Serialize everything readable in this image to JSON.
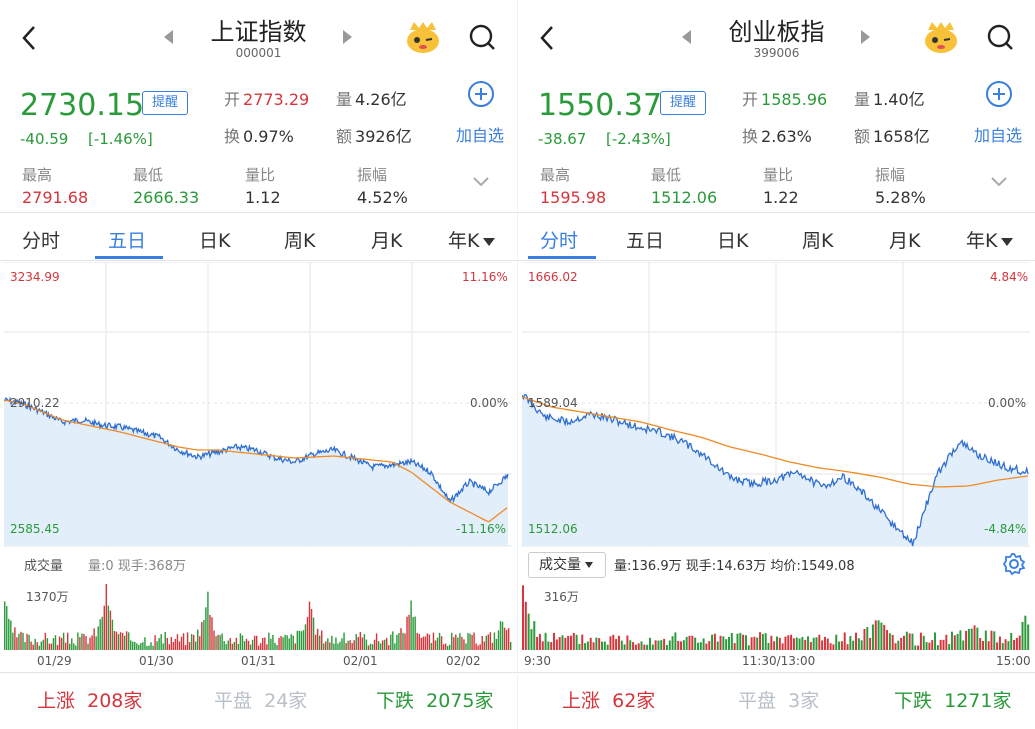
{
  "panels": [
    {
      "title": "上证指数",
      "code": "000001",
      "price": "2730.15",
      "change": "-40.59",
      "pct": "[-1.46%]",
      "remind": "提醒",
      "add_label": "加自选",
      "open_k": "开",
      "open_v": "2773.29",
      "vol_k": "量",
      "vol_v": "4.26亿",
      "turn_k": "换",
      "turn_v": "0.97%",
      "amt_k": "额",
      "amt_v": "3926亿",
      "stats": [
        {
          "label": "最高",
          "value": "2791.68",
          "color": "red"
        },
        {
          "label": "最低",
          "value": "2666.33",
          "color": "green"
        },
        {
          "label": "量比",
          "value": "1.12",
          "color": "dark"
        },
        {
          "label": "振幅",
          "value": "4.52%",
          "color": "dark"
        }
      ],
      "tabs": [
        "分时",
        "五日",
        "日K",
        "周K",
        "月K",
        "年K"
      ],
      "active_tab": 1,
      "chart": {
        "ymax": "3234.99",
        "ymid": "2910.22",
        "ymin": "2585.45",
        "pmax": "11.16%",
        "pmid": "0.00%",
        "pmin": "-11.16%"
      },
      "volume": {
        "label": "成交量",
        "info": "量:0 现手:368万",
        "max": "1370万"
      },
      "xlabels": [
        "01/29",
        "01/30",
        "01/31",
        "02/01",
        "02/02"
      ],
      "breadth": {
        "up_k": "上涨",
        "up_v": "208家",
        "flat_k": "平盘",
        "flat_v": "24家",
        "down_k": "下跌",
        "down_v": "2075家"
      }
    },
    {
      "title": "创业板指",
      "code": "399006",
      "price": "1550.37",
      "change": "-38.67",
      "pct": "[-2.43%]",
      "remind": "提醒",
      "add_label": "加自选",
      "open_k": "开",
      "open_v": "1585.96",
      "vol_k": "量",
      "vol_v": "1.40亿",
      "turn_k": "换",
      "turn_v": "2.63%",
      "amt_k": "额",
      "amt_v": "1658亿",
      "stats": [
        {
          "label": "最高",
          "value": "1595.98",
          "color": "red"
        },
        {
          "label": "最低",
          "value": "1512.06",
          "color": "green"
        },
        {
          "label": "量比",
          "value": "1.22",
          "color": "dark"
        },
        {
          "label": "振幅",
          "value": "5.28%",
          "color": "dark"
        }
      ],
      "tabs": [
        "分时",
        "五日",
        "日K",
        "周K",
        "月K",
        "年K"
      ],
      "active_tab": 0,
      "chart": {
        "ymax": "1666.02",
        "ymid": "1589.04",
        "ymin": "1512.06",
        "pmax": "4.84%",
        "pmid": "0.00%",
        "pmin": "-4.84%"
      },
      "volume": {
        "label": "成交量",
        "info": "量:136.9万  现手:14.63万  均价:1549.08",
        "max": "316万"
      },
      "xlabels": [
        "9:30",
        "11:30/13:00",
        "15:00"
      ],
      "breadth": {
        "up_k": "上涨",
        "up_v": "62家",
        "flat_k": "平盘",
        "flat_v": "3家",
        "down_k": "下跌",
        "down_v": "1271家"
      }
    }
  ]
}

──────

**Task:** Transcribe every entry above exactly. Omit all pictures.

**Task solution:**
Serialize everything readable in this image to JSON.
{
  "panels": [
    {
      "title": "上证指数",
      "code": "000001",
      "price": "2730.15",
      "change": "-40.59",
      "pct": "[-1.46%]",
      "remind": "提醒",
      "add_label": "加自选",
      "open_k": "开",
      "open_v": "2773.29",
      "vol_k": "量",
      "vol_v": "4.26亿",
      "turn_k": "换",
      "turn_v": "0.97%",
      "amt_k": "额",
      "amt_v": "3926亿",
      "stats": [
        {
          "label": "最高",
          "value": "2791.68",
          "color": "red"
        },
        {
          "label": "最低",
          "value": "2666.33",
          "color": "green"
        },
        {
          "label": "量比",
          "value": "1.12",
          "color": "dark"
        },
        {
          "label": "振幅",
          "value": "4.52%",
          "color": "dark"
        }
      ],
      "tabs": [
        "分时",
        "五日",
        "日K",
        "周K",
        "月K",
        "年K"
      ],
      "active_tab": 1,
      "chart": {
        "ymax": "3234.99",
        "ymid": "2910.22",
        "ymin": "2585.45",
        "pmax": "11.16%",
        "pmid": "0.00%",
        "pmin": "-11.16%"
      },
      "volume": {
        "label": "成交量",
        "info": "量:0 现手:368万",
        "max": "1370万"
      },
      "xlabels": [
        "01/29",
        "01/30",
        "01/31",
        "02/01",
        "02/02"
      ],
      "breadth": {
        "up_k": "上涨",
        "up_v": "208家",
        "flat_k": "平盘",
        "flat_v": "24家",
        "down_k": "下跌",
        "down_v": "2075家"
      }
    },
    {
      "title": "创业板指",
      "code": "399006",
      "price": "1550.37",
      "change": "-38.67",
      "pct": "[-2.43%]",
      "remind": "提醒",
      "add_label": "加自选",
      "open_k": "开",
      "open_v": "1585.96",
      "vol_k": "量",
      "vol_v": "1.40亿",
      "turn_k": "换",
      "turn_v": "2.63%",
      "amt_k": "额",
      "amt_v": "1658亿",
      "stats": [
        {
          "label": "最高",
          "value": "1595.98",
          "color": "red"
        },
        {
          "label": "最低",
          "value": "1512.06",
          "color": "green"
        },
        {
          "label": "量比",
          "value": "1.22",
          "color": "dark"
        },
        {
          "label": "振幅",
          "value": "5.28%",
          "color": "dark"
        }
      ],
      "tabs": [
        "分时",
        "五日",
        "日K",
        "周K",
        "月K",
        "年K"
      ],
      "active_tab": 0,
      "chart": {
        "ymax": "1666.02",
        "ymid": "1589.04",
        "ymin": "1512.06",
        "pmax": "4.84%",
        "pmid": "0.00%",
        "pmin": "-4.84%"
      },
      "volume": {
        "label": "成交量",
        "info": "量:136.9万  现手:14.63万  均价:1549.08",
        "max": "316万"
      },
      "xlabels": [
        "9:30",
        "11:30/13:00",
        "15:00"
      ],
      "breadth": {
        "up_k": "上涨",
        "up_v": "62家",
        "flat_k": "平盘",
        "flat_v": "3家",
        "down_k": "下跌",
        "down_v": "1271家"
      }
    }
  ]
}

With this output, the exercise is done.